## Given problem
Copy the data exactly; pictures stay out of the copy.

## Items
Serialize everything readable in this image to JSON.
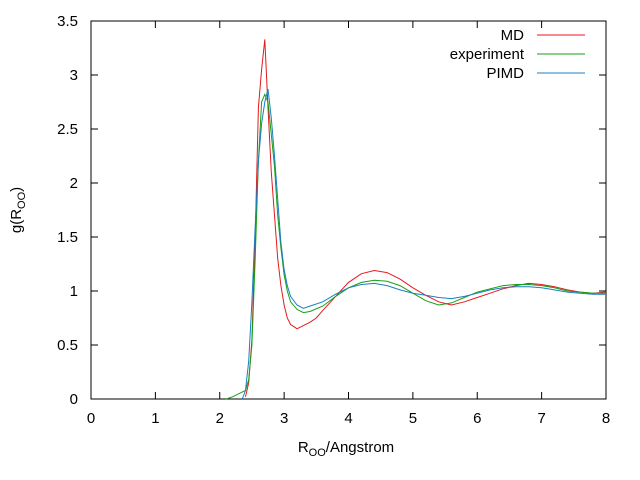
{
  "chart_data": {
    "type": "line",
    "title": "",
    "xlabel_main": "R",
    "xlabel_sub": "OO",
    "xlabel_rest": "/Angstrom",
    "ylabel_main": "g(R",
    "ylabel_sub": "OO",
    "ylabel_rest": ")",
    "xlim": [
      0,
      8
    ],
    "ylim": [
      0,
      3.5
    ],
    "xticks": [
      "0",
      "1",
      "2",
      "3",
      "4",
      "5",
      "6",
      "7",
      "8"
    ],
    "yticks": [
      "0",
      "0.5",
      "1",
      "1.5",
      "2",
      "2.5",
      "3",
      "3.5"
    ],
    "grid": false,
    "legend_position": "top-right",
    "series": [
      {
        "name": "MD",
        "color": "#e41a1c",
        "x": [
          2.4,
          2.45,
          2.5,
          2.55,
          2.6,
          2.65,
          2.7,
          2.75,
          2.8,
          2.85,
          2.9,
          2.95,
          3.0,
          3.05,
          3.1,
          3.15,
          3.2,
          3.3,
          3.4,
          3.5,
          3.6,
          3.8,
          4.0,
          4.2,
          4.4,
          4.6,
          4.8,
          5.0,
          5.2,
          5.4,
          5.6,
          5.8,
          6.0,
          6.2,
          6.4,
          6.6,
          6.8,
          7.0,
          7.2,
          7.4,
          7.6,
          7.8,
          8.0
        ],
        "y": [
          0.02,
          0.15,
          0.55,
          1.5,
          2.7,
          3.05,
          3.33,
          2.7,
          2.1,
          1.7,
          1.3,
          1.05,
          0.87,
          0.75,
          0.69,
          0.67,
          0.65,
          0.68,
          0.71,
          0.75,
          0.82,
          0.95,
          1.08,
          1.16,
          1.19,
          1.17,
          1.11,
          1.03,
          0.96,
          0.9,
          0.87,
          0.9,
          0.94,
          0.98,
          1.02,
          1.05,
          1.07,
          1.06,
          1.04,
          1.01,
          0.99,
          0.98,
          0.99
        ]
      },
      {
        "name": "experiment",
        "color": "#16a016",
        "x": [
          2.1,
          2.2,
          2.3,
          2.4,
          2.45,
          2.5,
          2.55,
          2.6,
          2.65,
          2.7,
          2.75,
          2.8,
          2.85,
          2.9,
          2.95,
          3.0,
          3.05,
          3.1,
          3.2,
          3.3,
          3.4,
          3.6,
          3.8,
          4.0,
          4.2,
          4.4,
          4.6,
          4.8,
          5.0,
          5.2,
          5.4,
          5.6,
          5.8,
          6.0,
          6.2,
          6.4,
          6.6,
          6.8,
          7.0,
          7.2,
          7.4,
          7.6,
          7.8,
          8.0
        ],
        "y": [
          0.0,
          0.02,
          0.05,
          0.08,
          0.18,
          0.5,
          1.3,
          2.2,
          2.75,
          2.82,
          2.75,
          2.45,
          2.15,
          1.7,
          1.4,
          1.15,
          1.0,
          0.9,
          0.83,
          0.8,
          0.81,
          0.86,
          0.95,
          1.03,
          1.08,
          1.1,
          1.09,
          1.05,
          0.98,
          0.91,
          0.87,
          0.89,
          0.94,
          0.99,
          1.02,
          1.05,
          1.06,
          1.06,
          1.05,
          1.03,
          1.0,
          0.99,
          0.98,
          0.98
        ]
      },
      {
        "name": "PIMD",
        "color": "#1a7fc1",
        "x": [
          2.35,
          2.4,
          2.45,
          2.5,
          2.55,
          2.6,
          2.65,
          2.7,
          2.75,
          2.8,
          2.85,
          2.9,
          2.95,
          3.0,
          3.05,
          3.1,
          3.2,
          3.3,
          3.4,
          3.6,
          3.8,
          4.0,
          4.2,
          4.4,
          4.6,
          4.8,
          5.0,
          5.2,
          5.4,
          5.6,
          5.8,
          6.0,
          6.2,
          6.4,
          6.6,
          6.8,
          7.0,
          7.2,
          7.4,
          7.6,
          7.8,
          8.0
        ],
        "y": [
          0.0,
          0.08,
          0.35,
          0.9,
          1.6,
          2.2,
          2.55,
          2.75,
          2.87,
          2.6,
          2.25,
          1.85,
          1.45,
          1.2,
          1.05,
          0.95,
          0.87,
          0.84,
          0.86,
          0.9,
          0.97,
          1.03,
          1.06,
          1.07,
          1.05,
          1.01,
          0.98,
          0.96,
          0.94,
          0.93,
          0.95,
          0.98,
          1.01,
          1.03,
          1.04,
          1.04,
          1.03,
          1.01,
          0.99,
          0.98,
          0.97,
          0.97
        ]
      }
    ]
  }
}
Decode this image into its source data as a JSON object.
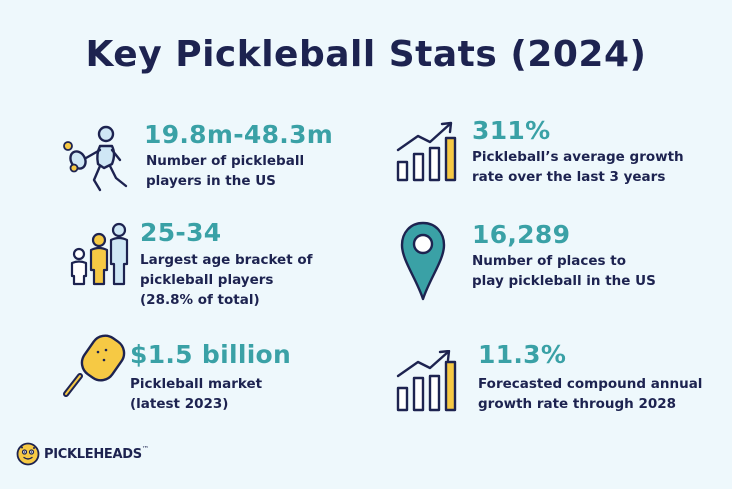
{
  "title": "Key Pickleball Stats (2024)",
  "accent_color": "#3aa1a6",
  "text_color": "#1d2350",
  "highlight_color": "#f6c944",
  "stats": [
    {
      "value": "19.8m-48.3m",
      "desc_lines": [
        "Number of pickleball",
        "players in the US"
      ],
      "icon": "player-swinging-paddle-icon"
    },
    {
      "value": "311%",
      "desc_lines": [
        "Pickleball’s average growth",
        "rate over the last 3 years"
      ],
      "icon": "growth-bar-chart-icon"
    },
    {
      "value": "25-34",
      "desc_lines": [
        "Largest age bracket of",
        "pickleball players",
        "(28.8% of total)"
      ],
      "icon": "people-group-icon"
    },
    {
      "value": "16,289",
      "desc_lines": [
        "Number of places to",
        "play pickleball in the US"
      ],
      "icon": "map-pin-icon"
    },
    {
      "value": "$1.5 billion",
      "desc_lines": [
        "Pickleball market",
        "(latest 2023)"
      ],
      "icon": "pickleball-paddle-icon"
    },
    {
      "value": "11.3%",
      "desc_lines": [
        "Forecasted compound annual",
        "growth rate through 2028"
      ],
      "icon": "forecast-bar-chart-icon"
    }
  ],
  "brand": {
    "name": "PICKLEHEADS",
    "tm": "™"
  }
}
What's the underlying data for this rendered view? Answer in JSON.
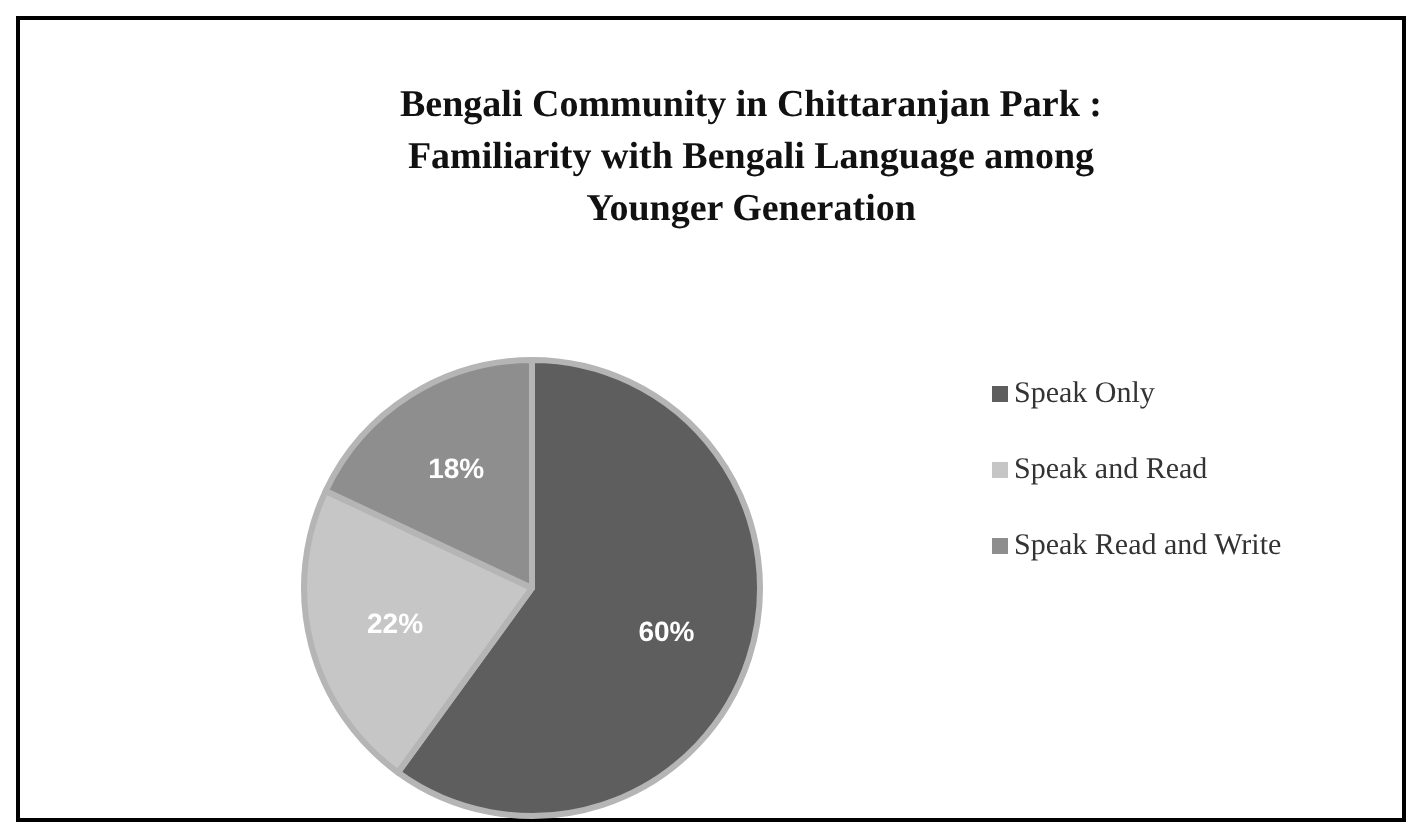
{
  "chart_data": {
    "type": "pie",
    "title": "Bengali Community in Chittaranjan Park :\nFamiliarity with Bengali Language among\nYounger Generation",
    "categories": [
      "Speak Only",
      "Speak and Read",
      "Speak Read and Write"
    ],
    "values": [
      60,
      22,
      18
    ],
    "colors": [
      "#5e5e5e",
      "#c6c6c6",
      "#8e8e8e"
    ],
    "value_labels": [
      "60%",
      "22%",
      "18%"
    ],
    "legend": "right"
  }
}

## Solution below
Serialize everything readable in this image to JSON.
{
  "chart_data": {
    "type": "line",
    "title": "",
    "xlabel_main": "R",
    "xlabel_sub": "OO",
    "xlabel_rest": "/Angstrom",
    "ylabel_main": "g(R",
    "ylabel_sub": "OO",
    "ylabel_rest": ")",
    "xlim": [
      0,
      8
    ],
    "ylim": [
      0,
      3.5
    ],
    "xticks": [
      "0",
      "1",
      "2",
      "3",
      "4",
      "5",
      "6",
      "7",
      "8"
    ],
    "yticks": [
      "0",
      "0.5",
      "1",
      "1.5",
      "2",
      "2.5",
      "3",
      "3.5"
    ],
    "grid": false,
    "legend_position": "top-right",
    "series": [
      {
        "name": "MD",
        "color": "#e41a1c",
        "x": [
          2.4,
          2.45,
          2.5,
          2.55,
          2.6,
          2.65,
          2.7,
          2.75,
          2.8,
          2.85,
          2.9,
          2.95,
          3.0,
          3.05,
          3.1,
          3.15,
          3.2,
          3.3,
          3.4,
          3.5,
          3.6,
          3.8,
          4.0,
          4.2,
          4.4,
          4.6,
          4.8,
          5.0,
          5.2,
          5.4,
          5.6,
          5.8,
          6.0,
          6.2,
          6.4,
          6.6,
          6.8,
          7.0,
          7.2,
          7.4,
          7.6,
          7.8,
          8.0
        ],
        "y": [
          0.02,
          0.15,
          0.55,
          1.5,
          2.7,
          3.05,
          3.33,
          2.7,
          2.1,
          1.7,
          1.3,
          1.05,
          0.87,
          0.75,
          0.69,
          0.67,
          0.65,
          0.68,
          0.71,
          0.75,
          0.82,
          0.95,
          1.08,
          1.16,
          1.19,
          1.17,
          1.11,
          1.03,
          0.96,
          0.9,
          0.87,
          0.9,
          0.94,
          0.98,
          1.02,
          1.05,
          1.07,
          1.06,
          1.04,
          1.01,
          0.99,
          0.98,
          0.99
        ]
      },
      {
        "name": "experiment",
        "color": "#16a016",
        "x": [
          2.1,
          2.2,
          2.3,
          2.4,
          2.45,
          2.5,
          2.55,
          2.6,
          2.65,
          2.7,
          2.75,
          2.8,
          2.85,
          2.9,
          2.95,
          3.0,
          3.05,
          3.1,
          3.2,
          3.3,
          3.4,
          3.6,
          3.8,
          4.0,
          4.2,
          4.4,
          4.6,
          4.8,
          5.0,
          5.2,
          5.4,
          5.6,
          5.8,
          6.0,
          6.2,
          6.4,
          6.6,
          6.8,
          7.0,
          7.2,
          7.4,
          7.6,
          7.8,
          8.0
        ],
        "y": [
          0.0,
          0.02,
          0.05,
          0.08,
          0.18,
          0.5,
          1.3,
          2.2,
          2.75,
          2.82,
          2.75,
          2.45,
          2.15,
          1.7,
          1.4,
          1.15,
          1.0,
          0.9,
          0.83,
          0.8,
          0.81,
          0.86,
          0.95,
          1.03,
          1.08,
          1.1,
          1.09,
          1.05,
          0.98,
          0.91,
          0.87,
          0.89,
          0.94,
          0.99,
          1.02,
          1.05,
          1.06,
          1.06,
          1.05,
          1.03,
          1.0,
          0.99,
          0.98,
          0.98
        ]
      },
      {
        "name": "PIMD",
        "color": "#1a7fc1",
        "x": [
          2.35,
          2.4,
          2.45,
          2.5,
          2.55,
          2.6,
          2.65,
          2.7,
          2.75,
          2.8,
          2.85,
          2.9,
          2.95,
          3.0,
          3.05,
          3.1,
          3.2,
          3.3,
          3.4,
          3.6,
          3.8,
          4.0,
          4.2,
          4.4,
          4.6,
          4.8,
          5.0,
          5.2,
          5.4,
          5.6,
          5.8,
          6.0,
          6.2,
          6.4,
          6.6,
          6.8,
          7.0,
          7.2,
          7.4,
          7.6,
          7.8,
          8.0
        ],
        "y": [
          0.0,
          0.08,
          0.35,
          0.9,
          1.6,
          2.2,
          2.55,
          2.75,
          2.87,
          2.6,
          2.25,
          1.85,
          1.45,
          1.2,
          1.05,
          0.95,
          0.87,
          0.84,
          0.86,
          0.9,
          0.97,
          1.03,
          1.06,
          1.07,
          1.05,
          1.01,
          0.98,
          0.96,
          0.94,
          0.93,
          0.95,
          0.98,
          1.01,
          1.03,
          1.04,
          1.04,
          1.03,
          1.01,
          0.99,
          0.98,
          0.97,
          0.97
        ]
      }
    ]
  }
}
Decode this image into its source data as a JSON object.
{
  "title": "Key Pickleball Stats (2024)",
  "accent_color": "#3aa1a6",
  "text_color": "#1d2350",
  "highlight_color": "#f6c944",
  "stats": [
    {
      "value": "19.8m-48.3m",
      "desc_lines": [
        "Number of pickleball",
        "players in the US"
      ],
      "icon": "player-swinging-paddle-icon"
    },
    {
      "value": "311%",
      "desc_lines": [
        "Pickleball’s average growth",
        "rate over the last 3 years"
      ],
      "icon": "growth-bar-chart-icon"
    },
    {
      "value": "25-34",
      "desc_lines": [
        "Largest age bracket of",
        "pickleball players",
        "(28.8% of total)"
      ],
      "icon": "people-group-icon"
    },
    {
      "value": "16,289",
      "desc_lines": [
        "Number of places to",
        "play pickleball in the US"
      ],
      "icon": "map-pin-icon"
    },
    {
      "value": "$1.5 billion",
      "desc_lines": [
        "Pickleball market",
        "(latest 2023)"
      ],
      "icon": "pickleball-paddle-icon"
    },
    {
      "value": "11.3%",
      "desc_lines": [
        "Forecasted compound annual",
        "growth rate through 2028"
      ],
      "icon": "forecast-bar-chart-icon"
    }
  ],
  "brand": {
    "name": "PICKLEHEADS",
    "tm": "™"
  }
}
What's the underlying data for this rendered view? Answer in JSON.
{
  "chart_data": {
    "type": "pie",
    "title": "Bengali Community in Chittaranjan Park :\nFamiliarity with Bengali Language among\nYounger Generation",
    "categories": [
      "Speak Only",
      "Speak and Read",
      "Speak Read and Write"
    ],
    "values": [
      60,
      22,
      18
    ],
    "colors": [
      "#5e5e5e",
      "#c6c6c6",
      "#8e8e8e"
    ],
    "value_labels": [
      "60%",
      "22%",
      "18%"
    ],
    "legend": "right"
  }
}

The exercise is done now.